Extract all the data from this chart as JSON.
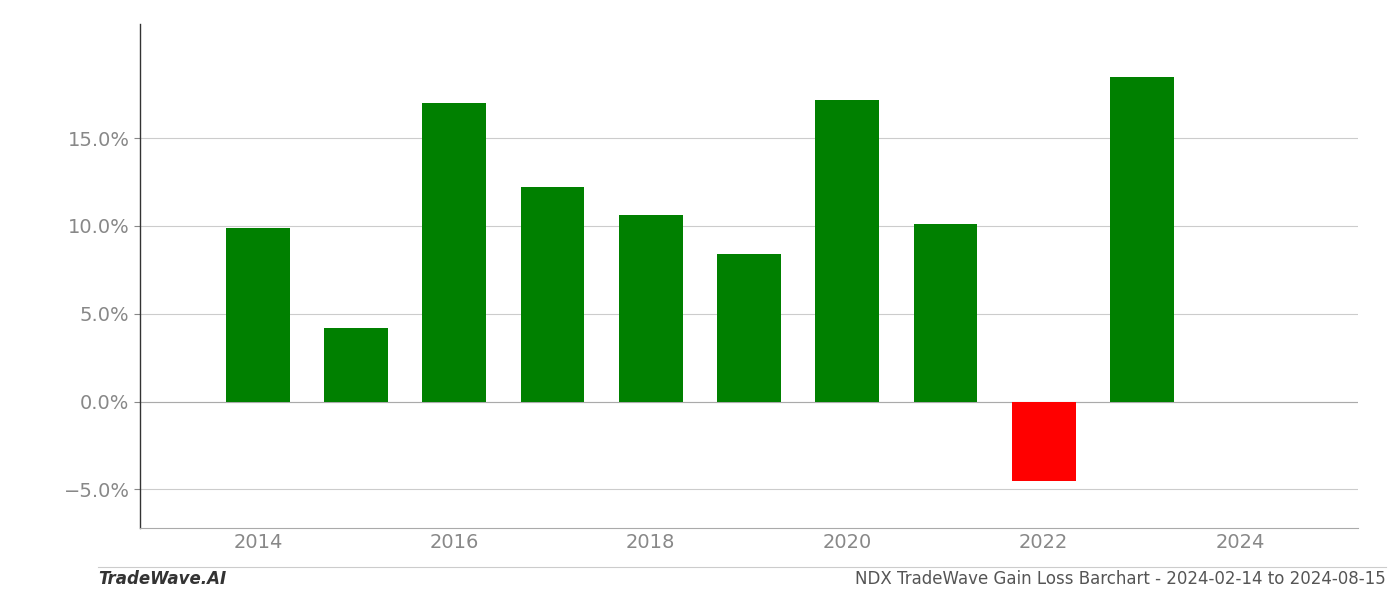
{
  "years": [
    2014,
    2015,
    2016,
    2017,
    2018,
    2019,
    2020,
    2021,
    2022,
    2023
  ],
  "values": [
    0.099,
    0.042,
    0.17,
    0.122,
    0.106,
    0.084,
    0.172,
    0.101,
    -0.045,
    0.185
  ],
  "bar_colors": [
    "#008000",
    "#008000",
    "#008000",
    "#008000",
    "#008000",
    "#008000",
    "#008000",
    "#008000",
    "#ff0000",
    "#008000"
  ],
  "yticks": [
    -0.05,
    0.0,
    0.05,
    0.1,
    0.15
  ],
  "ytick_labels": [
    "−5.0%",
    "0.0%",
    "5.0%",
    "10.0%",
    "15.0%"
  ],
  "xticks": [
    2014,
    2016,
    2018,
    2020,
    2022,
    2024
  ],
  "ylim": [
    -0.072,
    0.215
  ],
  "xlim": [
    2012.8,
    2025.2
  ],
  "footer_left": "TradeWave.AI",
  "footer_right": "NDX TradeWave Gain Loss Barchart - 2024-02-14 to 2024-08-15",
  "background_color": "#ffffff",
  "bar_width": 0.65,
  "grid_color": "#cccccc",
  "tick_label_color": "#888888",
  "footer_fontsize": 12,
  "tick_fontsize": 14,
  "left_spine_color": "#333333",
  "bottom_spine_color": "#aaaaaa"
}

--

*Task goal*. Copy out all the data without changing anything, and drop the pictures.

*Answer to this exercise*.
Extract all the data from this chart as JSON.
{
  "years": [
    2014,
    2015,
    2016,
    2017,
    2018,
    2019,
    2020,
    2021,
    2022,
    2023
  ],
  "values": [
    0.099,
    0.042,
    0.17,
    0.122,
    0.106,
    0.084,
    0.172,
    0.101,
    -0.045,
    0.185
  ],
  "bar_colors": [
    "#008000",
    "#008000",
    "#008000",
    "#008000",
    "#008000",
    "#008000",
    "#008000",
    "#008000",
    "#ff0000",
    "#008000"
  ],
  "yticks": [
    -0.05,
    0.0,
    0.05,
    0.1,
    0.15
  ],
  "ytick_labels": [
    "−5.0%",
    "0.0%",
    "5.0%",
    "10.0%",
    "15.0%"
  ],
  "xticks": [
    2014,
    2016,
    2018,
    2020,
    2022,
    2024
  ],
  "ylim": [
    -0.072,
    0.215
  ],
  "xlim": [
    2012.8,
    2025.2
  ],
  "footer_left": "TradeWave.AI",
  "footer_right": "NDX TradeWave Gain Loss Barchart - 2024-02-14 to 2024-08-15",
  "background_color": "#ffffff",
  "bar_width": 0.65,
  "grid_color": "#cccccc",
  "tick_label_color": "#888888",
  "footer_fontsize": 12,
  "tick_fontsize": 14,
  "left_spine_color": "#333333",
  "bottom_spine_color": "#aaaaaa"
}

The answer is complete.